Task material.
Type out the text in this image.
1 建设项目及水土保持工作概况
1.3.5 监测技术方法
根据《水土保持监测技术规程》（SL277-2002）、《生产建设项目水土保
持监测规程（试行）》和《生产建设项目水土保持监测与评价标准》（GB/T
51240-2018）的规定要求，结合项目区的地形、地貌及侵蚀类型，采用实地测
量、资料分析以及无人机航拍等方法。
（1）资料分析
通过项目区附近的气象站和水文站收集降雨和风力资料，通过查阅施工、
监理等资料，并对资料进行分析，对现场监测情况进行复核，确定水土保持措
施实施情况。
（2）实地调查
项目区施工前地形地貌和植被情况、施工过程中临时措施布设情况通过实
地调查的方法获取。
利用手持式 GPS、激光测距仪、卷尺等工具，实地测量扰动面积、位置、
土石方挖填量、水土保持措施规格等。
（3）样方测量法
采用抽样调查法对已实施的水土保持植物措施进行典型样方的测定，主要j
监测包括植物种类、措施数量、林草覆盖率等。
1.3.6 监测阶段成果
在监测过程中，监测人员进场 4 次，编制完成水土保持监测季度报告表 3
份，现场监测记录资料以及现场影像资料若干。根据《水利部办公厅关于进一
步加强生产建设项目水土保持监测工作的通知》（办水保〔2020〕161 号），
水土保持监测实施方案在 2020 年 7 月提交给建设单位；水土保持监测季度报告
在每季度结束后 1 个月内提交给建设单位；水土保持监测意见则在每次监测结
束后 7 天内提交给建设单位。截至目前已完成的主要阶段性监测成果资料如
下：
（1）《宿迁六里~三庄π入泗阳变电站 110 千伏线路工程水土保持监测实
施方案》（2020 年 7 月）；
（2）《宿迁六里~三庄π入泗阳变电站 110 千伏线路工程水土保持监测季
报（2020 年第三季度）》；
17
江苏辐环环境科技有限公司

What is asked.
Look through the entries above. Extract each line with the word "宿迁六里".

Task solution.
（1）《宿迁六里~三庄π入泗阳变电站 110 千伏线路工程水土保持监测实
（2）《宿迁六里~三庄π入泗阳变电站 110 千伏线路工程水土保持监测季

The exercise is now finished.